Por Carmen Posadas |
El otro argumento, más exitoso e
infalible aún, es el de la Cenicienta. Cenicienta son, por ejemplo, Pretty
woman, también Betty la fea o la protagonista de Cincuenta
sombras de Grey, así como incontables heroínas de novela rosa.
Pero
tampoco la gran literatura está falta de Cenicientas, porque qué otra cosa son
si no las protagonistas de Orgullo y prejuicio, Sentido y
sensibilidad o Jane Eyre. Si funciona tan bien en
literatura es porque este arquetipo fascina también en la vida real y –mal que
nos pese a las mujeres que pretendemos poner en valor otros talentos de
nuestras congéneres– el casarse ‘bien’ sigue considerándose un rotundo éxito
femenino. Cada día se admira más a quien lo consigue, supongo que promocionado
por las revistas de chismes, los medios de comunicación y ese enorme patio de
vecinas que es Internet, en el que la norma es ensalzar, jalear y elevar a los
altares los ‘valores’ –llamémoslos así– más facilones y carentes de mérito de
la sociedad.
Quienes
han estudiado el arquetipo de la Cenicienta dicen que su fascinación obedece a
dos razones. La primera, que con él se rompen las barreras sociales y
cualquiera puede ser Cenicienta (o Ceniciento). La segunda es que no hace falta
ser muy inteligente, tampoco tener formación alguna, ni un aspecto físico
despampanante, como bien puede comprobarse al ver algunos y algunas de los
recién llegados a este exitoso club.
¿Será
por eso que Meghan Markle ha sido la persona más buscada en Google en 2018?

### CONSIGNA:
Enumera todos los títulos de obras que el fragmento sobre el arquetipo de la Cenicienta cita como ejemplos de Cenicientas.

### CONTENIDO DEL CONJUNTO:
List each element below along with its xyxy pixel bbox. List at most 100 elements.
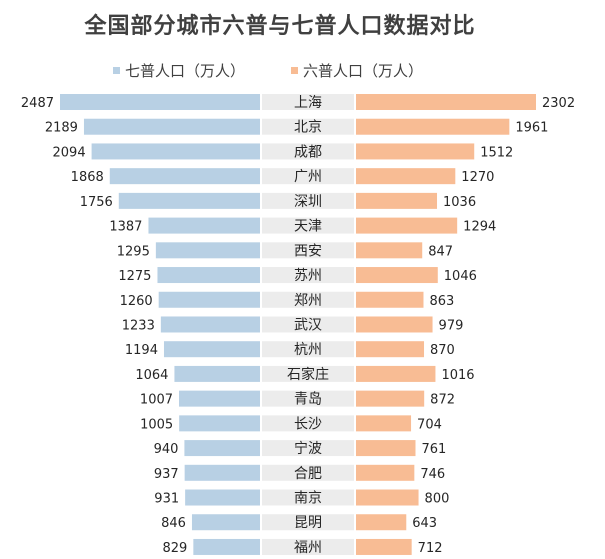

### RESPUESTA ESCRITA:
- Pretty woman
- Betty la fea
- Cincuenta sombras de Grey
- Orgullo y prejuicio
- Sentido y sensibilidad
- Jane Eyre